━━━ Supplied material

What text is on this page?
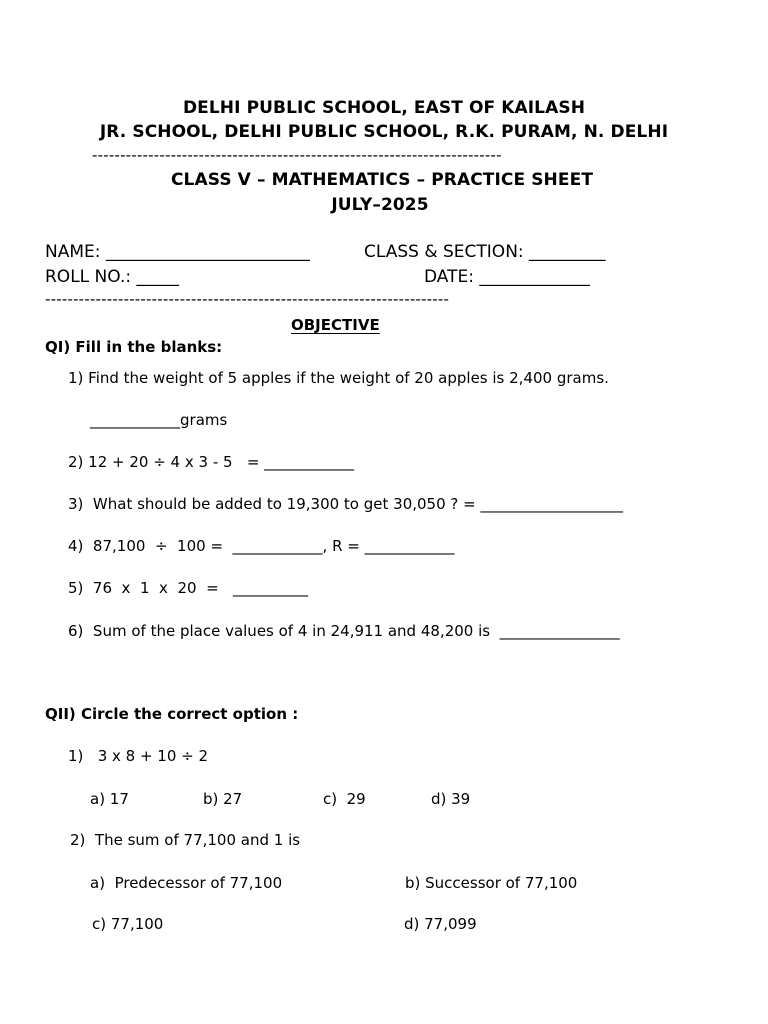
DELHI PUBLIC SCHOOL, EAST OF KAILASH
JR. SCHOOL, DELHI PUBLIC SCHOOL, R.K. PURAM, N. DELHI
-------------------------------------------------------------------------
CLASS V – MATHEMATICS – PRACTICE SHEET
JULY–2025
NAME: ________________________	CLASS & SECTION: _________
ROLL NO.: _____	DATE: _____________
------------------------------------------------------------------------
OBJECTIVE
QI) Fill in the blanks:
1) Find the weight of 5 apples if the weight of 20 apples is 2,400 grams.
____________grams
2) 12 + 20 ÷ 4 x 3 - 5   = ____________
3)  What should be added to 19,300 to get 30,050 ? = ___________________
4)  87,100  ÷  100 =  ____________, R = ____________
5)  76  x  1  x  20  =   __________
6)  Sum of the place values of 4 in 24,911 and 48,200 is  ________________
QII) Circle the correct option :
1)   3 x 8 + 10 ÷ 2
a) 17	b) 27	c)  29	d) 39
2)  The sum of 77,100 and 1 is
a)  Predecessor of 77,100	b) Successor of 77,100
c) 77,100	d) 77,099
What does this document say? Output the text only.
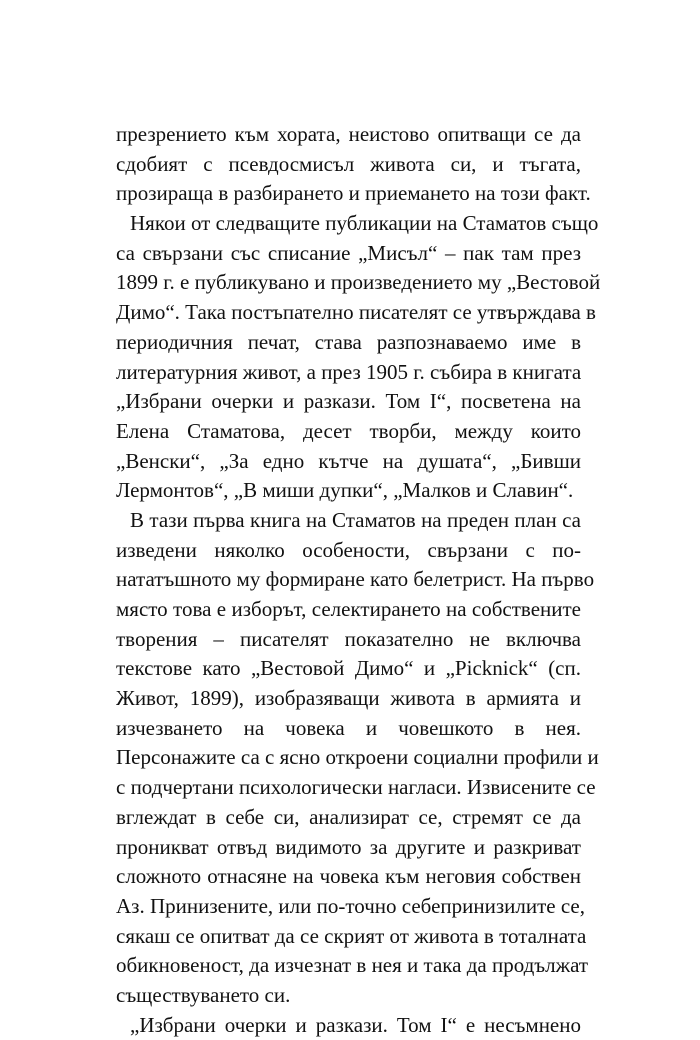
презрението към хората, неистово опитващи се да
сдобият с псевдосмисъл живота си, и тъгата,
прозираща в разбирането и приемането на този факт.
Някои от следващите публикации на Стаматов също
са свързани със списание „Мисъл“ – пак там през
1899 г. е публикувано и произведението му „Вестовой
Димо“. Така постъпателно писателят се утвърждава в
периодичния печат, става разпознаваемо име в
литературния живот, а през 1905 г. събира в книгата
„Избрани очерки и разкази. Том I“, посветена на
Елена Стаматова, десет творби, между които
„Венски“, „За едно кътче на душата“, „Бивши
Лермонтов“, „В миши дупки“, „Малков и Славин“.
В тази първа книга на Стаматов на преден план са
изведени няколко особености, свързани с по-
нататъшното му формиране като белетрист. На първо
място това е изборът, селектирането на собствените
творения – писателят показателно не включва
текстове като „Вестовой Димо“ и „Picknick“ (сп.
Живот, 1899), изобразяващи живота в армията и
изчезването на човека и човешкото в нея.
Персонажите са с ясно откроени социални профили и
с подчертани психологически нагласи. Извисените се
вглеждат в себе си, анализират се, стремят се да
проникват отвъд видимото за другите и разкриват
сложното отнасяне на човека към неговия собствен
Аз. Принизените, или по-точно себепринизилите се,
сякаш се опитват да се скрият от живота в тоталната
обикновеност, да изчезнат в нея и така да продължат
съществуването си.
„Избрани очерки и разкази. Том I“ е несъмнено
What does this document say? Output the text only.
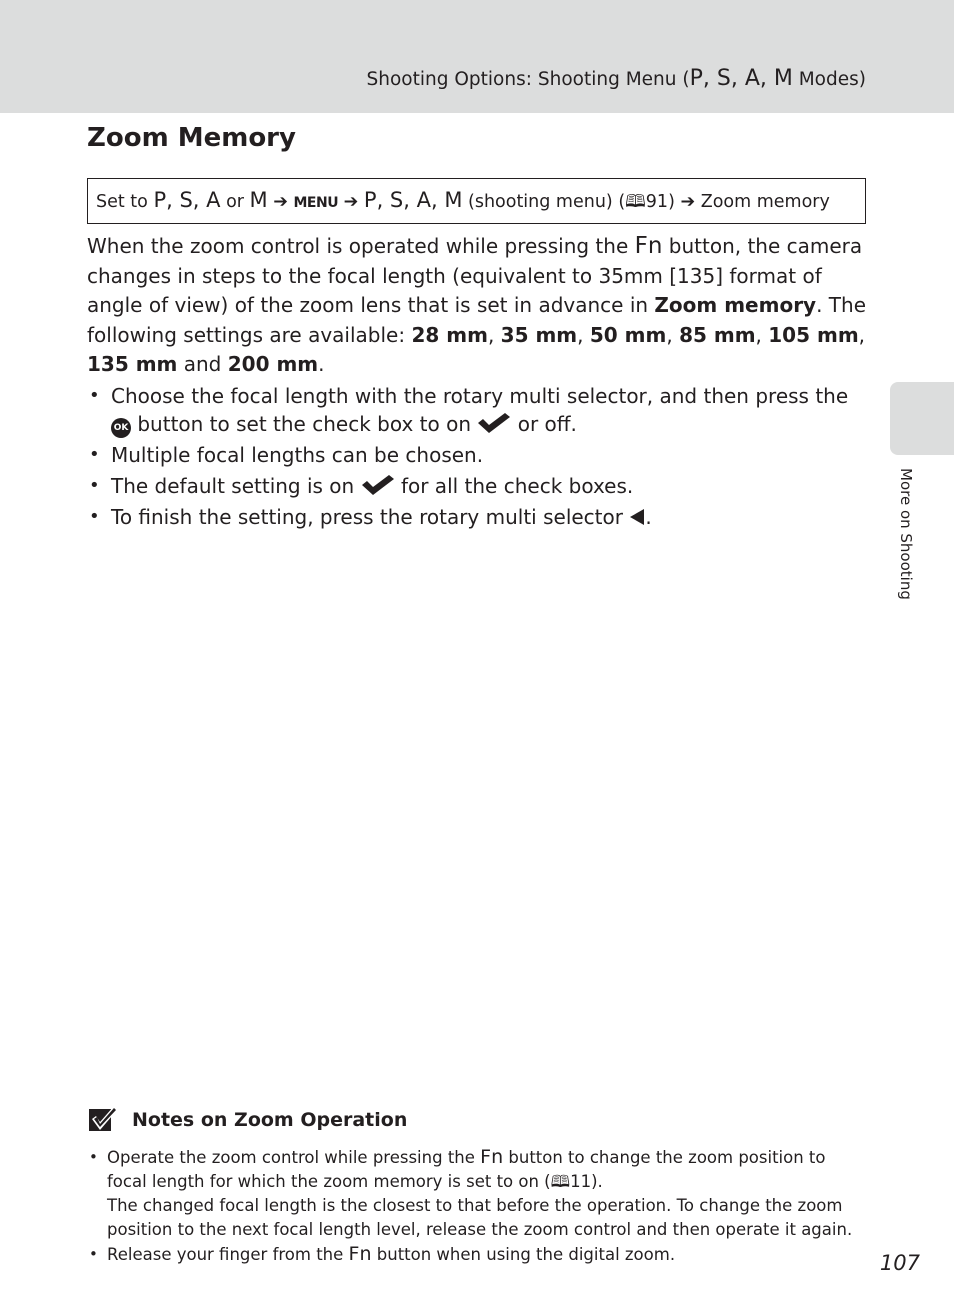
Shooting Options: Shooting Menu (P, S, A, M Modes)
Zoom Memory
Set to P, S, A or M ➔ MENU ➔ P, S, A, M (shooting menu) (🕮91) ➔ Zoom memory

When the zoom control is operated while pressing the Fn button, the camera changes in steps to the focal length (equivalent to 35mm [135] format of angle of view) of the zoom lens that is set in advance in Zoom memory. The following settings are available: 28 mm, 35 mm, 50 mm, 85 mm, 105 mm, 135 mm and 200 mm.

• Choose the focal length with the rotary multi selector, and then press the OK button to set the check box to on  or off.
• Multiple focal lengths can be chosen.
• The default setting is on  for all the check boxes.
• To finish the setting, press the rotary multi selector .	More on Shooting
Notes on Zoom Operation
• Operate the zoom control while pressing the Fn button to change the zoom position to focal length for which the zoom memory is set to on (🕮11).
The changed focal length is the closest to that before the operation. To change the zoom position to the next focal length level, release the zoom control and then operate it again.
• Release your finger from the Fn button when using the digital zoom.	107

━━━━━━

- [Given request]
Retype each record exactly as it stands, but do not include the pictures.

- [Result of this exercise]
What text is on this page?
DELHI PUBLIC SCHOOL, EAST OF KAILASH
JR. SCHOOL, DELHI PUBLIC SCHOOL, R.K. PURAM, N. DELHI
-------------------------------------------------------------------------
CLASS V – MATHEMATICS – PRACTICE SHEET
JULY–2025
NAME: ________________________	CLASS & SECTION: _________
ROLL NO.: _____	DATE: _____________
------------------------------------------------------------------------
OBJECTIVE
QI) Fill in the blanks:
1) Find the weight of 5 apples if the weight of 20 apples is 2,400 grams.
____________grams
2) 12 + 20 ÷ 4 x 3 - 5   = ____________
3)  What should be added to 19,300 to get 30,050 ? = ___________________
4)  87,100  ÷  100 =  ____________, R = ____________
5)  76  x  1  x  20  =   __________
6)  Sum of the place values of 4 in 24,911 and 48,200 is  ________________
QII) Circle the correct option :
1)   3 x 8 + 10 ÷ 2
a) 17	b) 27	c)  29	d) 39
2)  The sum of 77,100 and 1 is
a)  Predecessor of 77,100	b) Successor of 77,100
c) 77,100	d) 77,099
What does this document say? Output the text only.
презрението към хората, неистово опитващи се да
сдобият с псевдосмисъл живота си, и тъгата,
прозираща в разбирането и приемането на този факт.
Някои от следващите публикации на Стаматов също
са свързани със списание „Мисъл“ – пак там през
1899 г. е публикувано и произведението му „Вестовой
Димо“. Така постъпателно писателят се утвърждава в
периодичния печат, става разпознаваемо име в
литературния живот, а през 1905 г. събира в книгата
„Избрани очерки и разкази. Том I“, посветена на
Елена Стаматова, десет творби, между които
„Венски“, „За едно кътче на душата“, „Бивши
Лермонтов“, „В миши дупки“, „Малков и Славин“.
В тази първа книга на Стаматов на преден план са
изведени няколко особености, свързани с по-
нататъшното му формиране като белетрист. На първо
място това е изборът, селектирането на собствените
творения – писателят показателно не включва
текстове като „Вестовой Димо“ и „Picknick“ (сп.
Живот, 1899), изобразяващи живота в армията и
изчезването на човека и човешкото в нея.
Персонажите са с ясно откроени социални профили и
с подчертани психологически нагласи. Извисените се
вглеждат в себе си, анализират се, стремят се да
проникват отвъд видимото за другите и разкриват
сложното отнасяне на човека към неговия собствен
Аз. Принизените, или по-точно себепринизилите се,
сякаш се опитват да се скрият от живота в тоталната
обикновеност, да изчезнат в нея и така да продължат
съществуването си.
„Избрани очерки и разкази. Том I“ е несъмнено
What does this document say? Output the text only.
Shooting Options: Shooting Menu (P, S, A, M Modes)
Zoom Memory
Set to P, S, A or M ➔ MENU ➔ P, S, A, M (shooting menu) (🕮91) ➔ Zoom memory

When the zoom control is operated while pressing the Fn button, the camera changes in steps to the focal length (equivalent to 35mm [135] format of angle of view) of the zoom lens that is set in advance in Zoom memory. The following settings are available: 28 mm, 35 mm, 50 mm, 85 mm, 105 mm, 135 mm and 200 mm.

• Choose the focal length with the rotary multi selector, and then press the OK button to set the check box to on  or off.
• Multiple focal lengths can be chosen.
• The default setting is on  for all the check boxes.
• To finish the setting, press the rotary multi selector .	More on Shooting
Notes on Zoom Operation
• Operate the zoom control while pressing the Fn button to change the zoom position to focal length for which the zoom memory is set to on (🕮11).
The changed focal length is the closest to that before the operation. To change the zoom position to the next focal length level, release the zoom control and then operate it again.
• Release your finger from the Fn button when using the digital zoom.	107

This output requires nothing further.